Extrait du document:
++++
Michel Onfray et la décadence de l’Occident… Oui mais y a-t-il vraiment une autre civilisation en meilleure forme ?
Gilles Lipovetsky : Nous parlons de civilisation judéo-chrétienne : ce sont effectivement nos racines, mais en même temps les sociétés dans lesquelles nous sommes ne sont pas que des sociétés judéo-chrétiennes ; ce sont avant tout des sociétés modernes depuis la Renaissance, avec le protestantisme, et surtout depuis le XVIIIème siècle. La modernisation n’est pas le judéo-christianisme. Il y a un lien évident, mais c’est une invention. La modernisation peut s’appliquer dans d’autres civilisations. Cette modernisation repose sur trois grandes logiques : la technoscience, le marché, et l’univers démocratique individualiste.
Ces phénomènes-là trouvent des racines – et en particulier pour l’individualisme –le judéo-christianisme. Toutefois, il s’agit d’une sécularisation de la religion chrétienne. Depuis longtemps, au niveau des mœurs, on parle de société post-chrétienne : les individus n’ont plus connaissance de la Bible, le catéchisme est en chute libre, les pratiques religieuses s’émancipent, etc. Présenter tout cela comme une grande révélation ne traduit pas la réalité. Nous sommes une civilisation judéo-chrétienne par notre Histoire, mais nous ne sommes pas que ça. Dans notre vie quotidienne, lorsque vous allumez votre smartphone, que vous voyagez, que vous allez travailler, vous n’êtes pas judéo-chrétien mais c’est la modernité qui est à l’œuvre. Les civilisations ne se définissent pas uniquement par leur Histoire. D’ailleurs, nous ne sommes pas une société judéo-chrétienne mais d’origine judéo-chrétienne. Entre temps, il y a eu les Lumières qui nous ont fait basculer dans la modernité. Par rapport à la religion, le grand processus qui nous caractérise, c’est la sécularisation. Sur ce plan-là, dire que notre civilisation va mourir, c’est omettre la réalité car d’une certaine manière, elle l’est déjà ; d’ailleurs quand on lit Nietzche, on retrouve cette idée-là avec la mort de Dieu. En France par exemple, une grande catégorie de personnes ne se définit plus par le religieux. Par ailleurs, lorsqu’on parle de civilisation judéo-chrétienne, on omet totalement la Grèce : on lui doit l’invention de la démocratie, de la philosophie, de la tragédie, de l’art représentatif, etc. ; tout ceci n’est pas judéo-chrétien. Plutôt que mourir, il est préférable de dire que notre société se transforme, aujourd’hui par la virtualisation, l’intelligence artificielle, etc. toutes ces choses qui font partie de la technoscience.
++++
Petit exercice:
Écrivez la suite de l'extrait sur la décadence de l'Occident, juste après sa dernière phrase.

Matériel fourni:
++++
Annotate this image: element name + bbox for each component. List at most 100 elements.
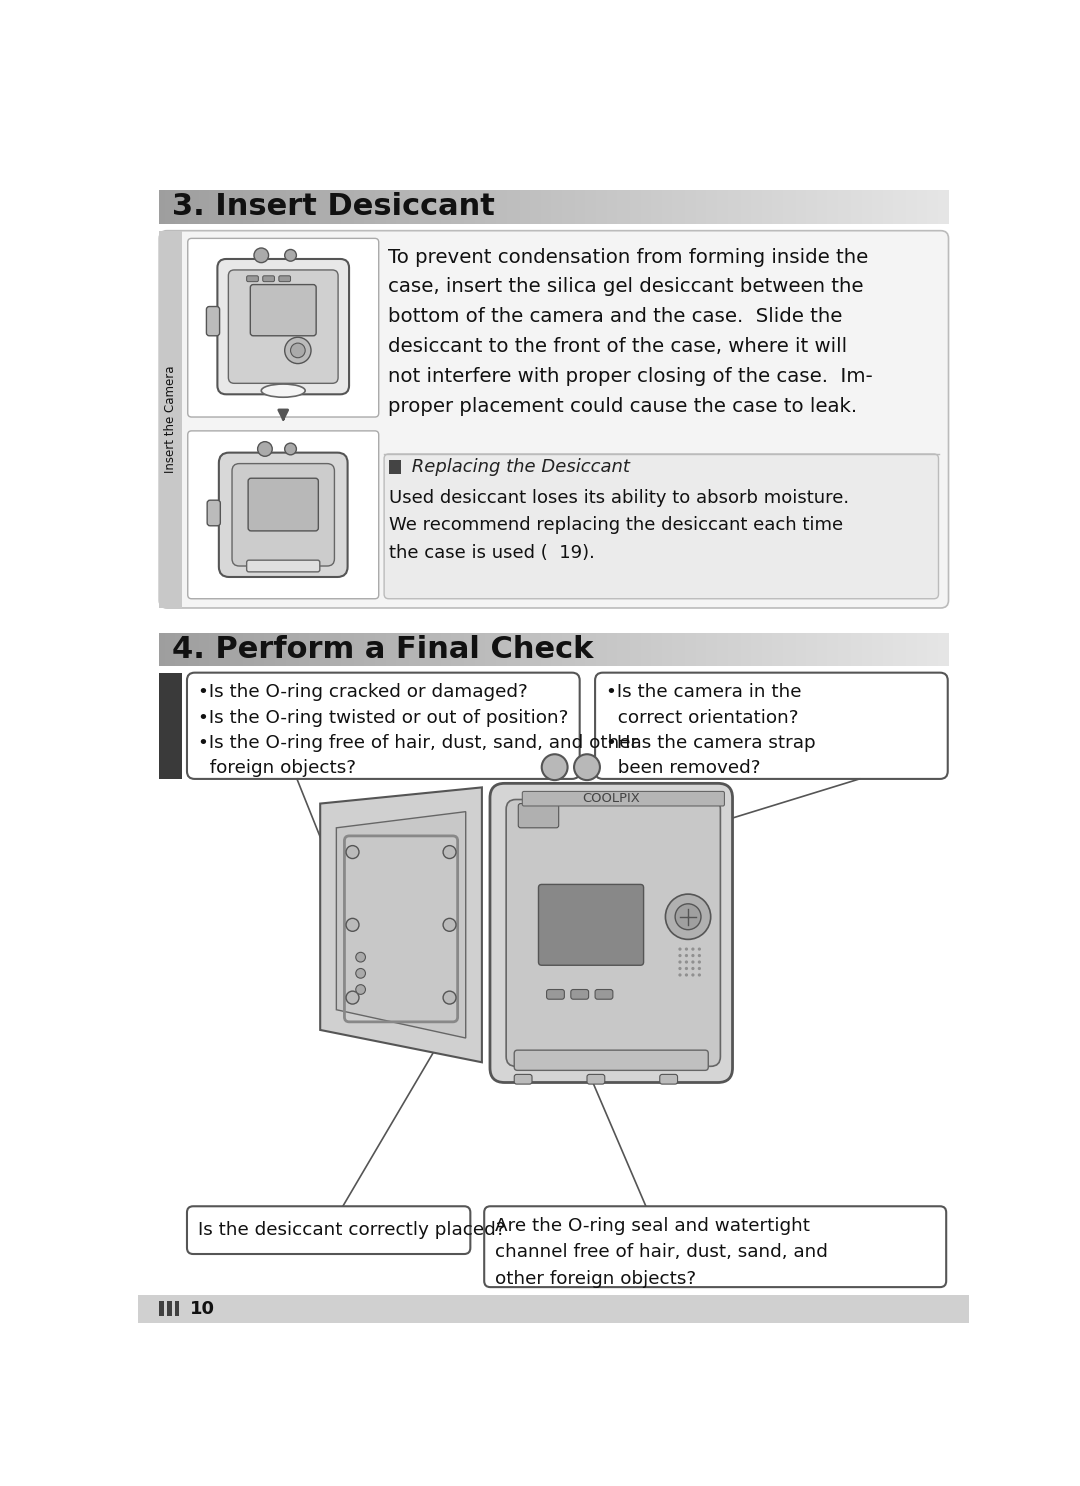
++++
Réponse:
Le constat de l’atomisation, de la fragmentation individualiste, est indéniable. Face à cet éclatement du social, cette individualisation suscite du malaise, de l’anxiété inévitablement. Reste à savoir si les anciens modèles comme le religieux seront à même de répondre à cette question. Malraux disait d’ailleurs que le XXIème siècle serait religieux ou ne le serait. Je ne suis pas de cet avis car c’est sous-estimer la puissance de l’individualisme social. Je pense que cela est exact pour les catégories de personnes particulièrement vulnérables et qui ne supportent pas cette perte de repères ; et il y en a ! Cette faiblesse de l’individualisme génère ainsi chez certains un besoin de collectif, de croyance, de vérité. Toutefois, il n’y a aucune raison de dire que l’islam va se substituer à toutes les autres formes de technologies dans cette optique de retrouver une sorte de sérénité dans la vie.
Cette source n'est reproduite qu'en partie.